» RECORDS TO PROCESS:
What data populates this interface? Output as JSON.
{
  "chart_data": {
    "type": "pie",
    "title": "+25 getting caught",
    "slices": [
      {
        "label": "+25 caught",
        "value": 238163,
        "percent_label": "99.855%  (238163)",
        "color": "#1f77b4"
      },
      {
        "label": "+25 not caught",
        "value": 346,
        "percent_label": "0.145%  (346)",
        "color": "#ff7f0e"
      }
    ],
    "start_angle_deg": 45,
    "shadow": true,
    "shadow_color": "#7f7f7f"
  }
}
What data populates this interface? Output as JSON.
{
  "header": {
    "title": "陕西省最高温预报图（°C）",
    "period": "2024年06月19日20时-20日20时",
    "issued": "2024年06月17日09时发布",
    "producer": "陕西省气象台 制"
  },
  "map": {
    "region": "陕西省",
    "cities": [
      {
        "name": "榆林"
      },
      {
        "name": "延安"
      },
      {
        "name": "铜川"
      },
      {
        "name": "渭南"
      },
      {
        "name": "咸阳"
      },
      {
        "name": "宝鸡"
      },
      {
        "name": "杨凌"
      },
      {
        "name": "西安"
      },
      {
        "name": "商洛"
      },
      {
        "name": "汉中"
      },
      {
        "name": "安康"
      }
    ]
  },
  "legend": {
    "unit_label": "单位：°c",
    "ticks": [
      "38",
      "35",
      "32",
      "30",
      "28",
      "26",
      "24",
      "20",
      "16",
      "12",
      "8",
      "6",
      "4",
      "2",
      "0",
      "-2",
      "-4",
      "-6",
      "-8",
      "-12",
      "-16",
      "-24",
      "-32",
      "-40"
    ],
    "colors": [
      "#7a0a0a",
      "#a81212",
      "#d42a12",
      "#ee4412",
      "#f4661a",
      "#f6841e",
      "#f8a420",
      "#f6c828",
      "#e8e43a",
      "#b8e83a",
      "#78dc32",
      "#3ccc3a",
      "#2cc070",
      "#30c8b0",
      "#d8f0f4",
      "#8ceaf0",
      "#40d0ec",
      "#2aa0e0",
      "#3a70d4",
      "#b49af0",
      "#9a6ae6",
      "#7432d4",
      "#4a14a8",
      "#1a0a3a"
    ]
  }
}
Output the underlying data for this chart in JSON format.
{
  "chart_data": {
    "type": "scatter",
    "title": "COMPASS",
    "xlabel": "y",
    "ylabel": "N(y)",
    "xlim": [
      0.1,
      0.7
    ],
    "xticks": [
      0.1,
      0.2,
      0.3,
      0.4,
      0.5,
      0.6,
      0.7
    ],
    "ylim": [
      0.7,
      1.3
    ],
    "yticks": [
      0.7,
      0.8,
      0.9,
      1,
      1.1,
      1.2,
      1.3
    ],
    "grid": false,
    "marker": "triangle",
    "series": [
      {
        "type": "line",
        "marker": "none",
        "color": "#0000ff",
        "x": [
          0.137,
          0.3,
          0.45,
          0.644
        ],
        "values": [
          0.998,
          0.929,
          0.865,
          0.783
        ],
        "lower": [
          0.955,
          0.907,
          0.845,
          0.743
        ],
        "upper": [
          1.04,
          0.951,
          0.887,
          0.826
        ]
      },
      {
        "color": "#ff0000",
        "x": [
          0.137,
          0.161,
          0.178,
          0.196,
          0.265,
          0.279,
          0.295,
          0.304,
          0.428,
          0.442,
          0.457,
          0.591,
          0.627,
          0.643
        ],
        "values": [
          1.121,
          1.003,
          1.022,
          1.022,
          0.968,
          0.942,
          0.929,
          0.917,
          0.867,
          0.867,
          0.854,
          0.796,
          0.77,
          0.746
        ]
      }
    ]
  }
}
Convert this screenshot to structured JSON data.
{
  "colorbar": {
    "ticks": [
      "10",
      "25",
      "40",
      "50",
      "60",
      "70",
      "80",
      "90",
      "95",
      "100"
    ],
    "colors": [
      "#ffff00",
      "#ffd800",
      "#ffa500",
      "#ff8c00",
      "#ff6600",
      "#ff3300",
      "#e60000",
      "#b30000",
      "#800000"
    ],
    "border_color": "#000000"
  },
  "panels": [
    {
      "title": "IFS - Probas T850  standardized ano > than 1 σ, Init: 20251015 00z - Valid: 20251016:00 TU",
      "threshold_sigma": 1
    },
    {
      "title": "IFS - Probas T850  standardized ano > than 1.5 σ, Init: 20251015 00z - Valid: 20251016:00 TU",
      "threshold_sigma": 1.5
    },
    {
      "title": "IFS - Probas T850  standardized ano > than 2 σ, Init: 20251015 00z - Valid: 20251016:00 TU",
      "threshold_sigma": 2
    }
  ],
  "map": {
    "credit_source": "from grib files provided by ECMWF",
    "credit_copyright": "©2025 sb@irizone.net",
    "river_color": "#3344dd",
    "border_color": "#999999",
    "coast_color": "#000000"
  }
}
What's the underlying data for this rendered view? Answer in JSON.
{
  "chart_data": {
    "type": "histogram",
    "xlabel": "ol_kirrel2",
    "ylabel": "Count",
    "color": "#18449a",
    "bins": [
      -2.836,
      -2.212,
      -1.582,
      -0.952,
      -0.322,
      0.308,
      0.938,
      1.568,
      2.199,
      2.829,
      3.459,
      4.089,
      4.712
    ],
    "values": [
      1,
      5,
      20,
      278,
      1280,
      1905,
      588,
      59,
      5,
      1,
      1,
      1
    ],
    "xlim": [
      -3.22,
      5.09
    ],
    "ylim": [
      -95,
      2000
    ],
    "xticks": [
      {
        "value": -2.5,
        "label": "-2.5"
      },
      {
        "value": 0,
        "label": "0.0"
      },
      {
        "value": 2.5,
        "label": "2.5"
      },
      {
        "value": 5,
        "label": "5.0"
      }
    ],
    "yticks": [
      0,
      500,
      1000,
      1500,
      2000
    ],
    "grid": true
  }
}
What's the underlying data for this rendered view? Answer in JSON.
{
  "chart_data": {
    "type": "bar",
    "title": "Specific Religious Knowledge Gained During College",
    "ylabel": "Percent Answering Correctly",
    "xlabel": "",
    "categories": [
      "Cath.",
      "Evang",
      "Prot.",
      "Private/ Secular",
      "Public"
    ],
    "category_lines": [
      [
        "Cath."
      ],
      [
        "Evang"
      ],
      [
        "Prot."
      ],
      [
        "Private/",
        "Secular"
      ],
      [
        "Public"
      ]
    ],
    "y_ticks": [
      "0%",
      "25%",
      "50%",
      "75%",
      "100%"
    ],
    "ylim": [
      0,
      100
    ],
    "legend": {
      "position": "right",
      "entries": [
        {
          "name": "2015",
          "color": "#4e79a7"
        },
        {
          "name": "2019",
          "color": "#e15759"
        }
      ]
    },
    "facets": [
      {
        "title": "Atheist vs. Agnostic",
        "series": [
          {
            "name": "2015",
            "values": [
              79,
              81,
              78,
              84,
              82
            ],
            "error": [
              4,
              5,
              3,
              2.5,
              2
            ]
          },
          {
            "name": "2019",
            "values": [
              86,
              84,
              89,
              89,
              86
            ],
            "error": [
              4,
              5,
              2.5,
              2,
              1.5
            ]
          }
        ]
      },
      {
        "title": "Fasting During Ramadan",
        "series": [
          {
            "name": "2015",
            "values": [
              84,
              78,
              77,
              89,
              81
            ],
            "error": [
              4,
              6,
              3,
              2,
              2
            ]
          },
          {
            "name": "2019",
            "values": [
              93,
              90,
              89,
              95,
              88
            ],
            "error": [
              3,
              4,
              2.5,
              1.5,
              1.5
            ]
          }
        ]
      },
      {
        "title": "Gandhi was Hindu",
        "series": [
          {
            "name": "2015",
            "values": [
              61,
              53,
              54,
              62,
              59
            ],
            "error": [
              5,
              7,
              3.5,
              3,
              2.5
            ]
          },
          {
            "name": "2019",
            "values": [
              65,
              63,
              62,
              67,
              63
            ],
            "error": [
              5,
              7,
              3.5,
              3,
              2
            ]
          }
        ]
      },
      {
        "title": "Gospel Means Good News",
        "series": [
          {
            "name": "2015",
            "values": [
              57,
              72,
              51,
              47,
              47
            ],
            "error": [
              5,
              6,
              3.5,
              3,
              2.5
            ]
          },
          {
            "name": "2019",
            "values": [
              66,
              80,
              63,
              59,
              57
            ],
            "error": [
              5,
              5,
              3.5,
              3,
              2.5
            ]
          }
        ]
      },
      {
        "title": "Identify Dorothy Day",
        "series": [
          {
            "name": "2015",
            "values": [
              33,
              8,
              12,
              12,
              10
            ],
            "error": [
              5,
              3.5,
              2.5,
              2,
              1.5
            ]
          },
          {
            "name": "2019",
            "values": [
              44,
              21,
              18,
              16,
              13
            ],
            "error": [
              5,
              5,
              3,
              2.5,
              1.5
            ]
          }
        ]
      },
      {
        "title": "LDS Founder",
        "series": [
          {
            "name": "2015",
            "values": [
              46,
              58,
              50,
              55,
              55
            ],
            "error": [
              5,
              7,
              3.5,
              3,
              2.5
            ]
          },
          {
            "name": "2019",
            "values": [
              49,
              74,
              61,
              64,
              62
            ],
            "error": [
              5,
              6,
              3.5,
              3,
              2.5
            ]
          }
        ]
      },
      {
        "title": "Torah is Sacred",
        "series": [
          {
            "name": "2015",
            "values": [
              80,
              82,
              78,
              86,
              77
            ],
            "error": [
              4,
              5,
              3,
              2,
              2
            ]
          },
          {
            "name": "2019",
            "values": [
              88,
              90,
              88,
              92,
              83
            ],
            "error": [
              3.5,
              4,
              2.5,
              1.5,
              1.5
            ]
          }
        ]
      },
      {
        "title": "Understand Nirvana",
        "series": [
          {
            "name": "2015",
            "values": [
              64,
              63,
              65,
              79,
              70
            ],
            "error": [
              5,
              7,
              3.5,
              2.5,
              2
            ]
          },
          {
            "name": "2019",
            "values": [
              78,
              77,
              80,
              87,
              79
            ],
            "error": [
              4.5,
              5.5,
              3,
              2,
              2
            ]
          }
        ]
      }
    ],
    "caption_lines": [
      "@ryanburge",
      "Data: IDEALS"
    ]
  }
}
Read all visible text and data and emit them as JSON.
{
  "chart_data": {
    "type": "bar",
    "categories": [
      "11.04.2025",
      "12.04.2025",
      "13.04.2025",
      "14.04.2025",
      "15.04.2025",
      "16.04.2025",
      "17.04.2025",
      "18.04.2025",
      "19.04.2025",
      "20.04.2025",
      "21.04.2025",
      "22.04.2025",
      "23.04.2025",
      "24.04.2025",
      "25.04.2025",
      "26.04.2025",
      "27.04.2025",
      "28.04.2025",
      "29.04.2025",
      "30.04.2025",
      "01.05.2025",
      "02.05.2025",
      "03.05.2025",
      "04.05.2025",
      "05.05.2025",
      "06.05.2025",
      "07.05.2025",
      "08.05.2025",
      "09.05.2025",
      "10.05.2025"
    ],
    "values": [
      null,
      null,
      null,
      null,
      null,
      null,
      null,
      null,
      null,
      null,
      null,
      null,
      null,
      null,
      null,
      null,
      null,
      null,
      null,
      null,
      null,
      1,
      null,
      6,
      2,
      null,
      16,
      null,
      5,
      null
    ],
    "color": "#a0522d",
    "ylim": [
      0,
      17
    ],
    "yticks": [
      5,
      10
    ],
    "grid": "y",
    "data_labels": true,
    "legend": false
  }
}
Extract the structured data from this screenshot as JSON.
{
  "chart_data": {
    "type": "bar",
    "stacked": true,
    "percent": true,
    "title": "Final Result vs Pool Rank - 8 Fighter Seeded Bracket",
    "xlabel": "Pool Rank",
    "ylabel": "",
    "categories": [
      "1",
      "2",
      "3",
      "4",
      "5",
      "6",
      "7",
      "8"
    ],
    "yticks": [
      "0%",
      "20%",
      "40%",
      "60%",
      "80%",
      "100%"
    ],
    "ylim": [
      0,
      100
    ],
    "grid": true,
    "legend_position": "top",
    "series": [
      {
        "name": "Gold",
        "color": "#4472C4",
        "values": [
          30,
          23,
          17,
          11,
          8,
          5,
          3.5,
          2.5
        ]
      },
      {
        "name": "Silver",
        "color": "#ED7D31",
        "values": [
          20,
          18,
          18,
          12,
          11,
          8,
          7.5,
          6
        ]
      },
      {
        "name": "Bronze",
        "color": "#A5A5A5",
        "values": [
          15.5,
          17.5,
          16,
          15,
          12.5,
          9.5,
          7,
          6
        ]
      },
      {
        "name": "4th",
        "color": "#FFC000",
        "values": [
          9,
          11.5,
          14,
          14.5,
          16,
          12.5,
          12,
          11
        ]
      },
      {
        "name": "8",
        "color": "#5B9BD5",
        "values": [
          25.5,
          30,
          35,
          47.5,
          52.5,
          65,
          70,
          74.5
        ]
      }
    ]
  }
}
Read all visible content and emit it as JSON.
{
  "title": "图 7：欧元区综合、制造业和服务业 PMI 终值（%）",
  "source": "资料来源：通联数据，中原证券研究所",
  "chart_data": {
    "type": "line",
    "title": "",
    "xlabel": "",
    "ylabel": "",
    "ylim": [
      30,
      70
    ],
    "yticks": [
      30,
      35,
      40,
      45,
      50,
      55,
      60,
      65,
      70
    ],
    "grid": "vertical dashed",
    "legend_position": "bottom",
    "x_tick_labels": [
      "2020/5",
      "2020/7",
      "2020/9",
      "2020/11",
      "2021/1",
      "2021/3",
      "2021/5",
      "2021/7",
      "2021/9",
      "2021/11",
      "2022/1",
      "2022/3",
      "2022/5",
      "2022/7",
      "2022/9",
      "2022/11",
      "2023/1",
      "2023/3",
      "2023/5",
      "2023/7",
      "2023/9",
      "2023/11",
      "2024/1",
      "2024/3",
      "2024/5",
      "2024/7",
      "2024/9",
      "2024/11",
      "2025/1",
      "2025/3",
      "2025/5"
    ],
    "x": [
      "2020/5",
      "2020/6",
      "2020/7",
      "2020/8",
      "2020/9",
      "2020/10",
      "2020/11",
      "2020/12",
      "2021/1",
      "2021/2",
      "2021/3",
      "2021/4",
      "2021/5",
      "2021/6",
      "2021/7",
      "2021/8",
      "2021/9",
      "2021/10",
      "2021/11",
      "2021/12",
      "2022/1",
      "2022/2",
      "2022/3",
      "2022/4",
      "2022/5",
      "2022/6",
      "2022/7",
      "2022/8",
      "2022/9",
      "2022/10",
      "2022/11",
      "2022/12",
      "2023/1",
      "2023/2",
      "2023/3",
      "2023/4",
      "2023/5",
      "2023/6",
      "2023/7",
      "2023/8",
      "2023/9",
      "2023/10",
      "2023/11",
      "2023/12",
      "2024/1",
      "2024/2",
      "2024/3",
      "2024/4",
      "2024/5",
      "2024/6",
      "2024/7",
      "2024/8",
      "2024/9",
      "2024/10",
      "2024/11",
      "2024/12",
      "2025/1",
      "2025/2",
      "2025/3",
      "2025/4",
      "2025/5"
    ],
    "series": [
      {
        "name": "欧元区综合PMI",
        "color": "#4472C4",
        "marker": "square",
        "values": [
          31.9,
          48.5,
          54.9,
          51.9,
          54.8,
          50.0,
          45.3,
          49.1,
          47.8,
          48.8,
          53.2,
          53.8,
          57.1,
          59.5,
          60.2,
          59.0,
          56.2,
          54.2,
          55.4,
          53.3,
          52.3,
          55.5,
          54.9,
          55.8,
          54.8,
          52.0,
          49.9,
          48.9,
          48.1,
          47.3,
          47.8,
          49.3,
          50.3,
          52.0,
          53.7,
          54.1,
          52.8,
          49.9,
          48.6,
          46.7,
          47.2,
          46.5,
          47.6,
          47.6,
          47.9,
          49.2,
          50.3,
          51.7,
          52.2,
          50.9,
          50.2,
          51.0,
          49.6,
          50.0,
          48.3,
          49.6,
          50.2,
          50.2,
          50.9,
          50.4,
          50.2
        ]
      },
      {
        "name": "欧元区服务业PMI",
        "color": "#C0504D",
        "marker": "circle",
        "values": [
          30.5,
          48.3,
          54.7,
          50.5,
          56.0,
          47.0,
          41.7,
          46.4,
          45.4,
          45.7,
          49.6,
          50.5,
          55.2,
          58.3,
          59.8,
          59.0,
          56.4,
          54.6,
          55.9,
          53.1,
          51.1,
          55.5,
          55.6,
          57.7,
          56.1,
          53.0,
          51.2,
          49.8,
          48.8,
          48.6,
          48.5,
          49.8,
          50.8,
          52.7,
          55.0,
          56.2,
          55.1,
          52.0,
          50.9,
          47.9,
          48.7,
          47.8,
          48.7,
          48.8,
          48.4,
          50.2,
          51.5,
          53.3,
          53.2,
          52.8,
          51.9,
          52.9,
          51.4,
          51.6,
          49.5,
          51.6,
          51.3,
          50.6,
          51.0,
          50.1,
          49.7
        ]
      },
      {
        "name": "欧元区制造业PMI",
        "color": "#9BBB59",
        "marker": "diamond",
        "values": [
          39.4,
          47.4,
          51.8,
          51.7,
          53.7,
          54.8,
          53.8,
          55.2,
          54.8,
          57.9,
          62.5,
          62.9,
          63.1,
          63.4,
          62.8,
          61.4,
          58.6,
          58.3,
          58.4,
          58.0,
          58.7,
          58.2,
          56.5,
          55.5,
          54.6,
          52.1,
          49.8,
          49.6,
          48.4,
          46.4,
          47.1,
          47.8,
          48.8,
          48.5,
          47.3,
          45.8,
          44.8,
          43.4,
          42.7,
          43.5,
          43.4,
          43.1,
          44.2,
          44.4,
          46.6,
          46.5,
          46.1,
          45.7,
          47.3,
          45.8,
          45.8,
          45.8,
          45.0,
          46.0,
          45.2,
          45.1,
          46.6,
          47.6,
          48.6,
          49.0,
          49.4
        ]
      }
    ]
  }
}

» OBJECTIVE: Go through the records and pull out each line that includes the word "from".

» FINISHED TASK:
    "credit_source": "from grib files provided by ECMWF",
Extract the structured data from this screenshot as JSON.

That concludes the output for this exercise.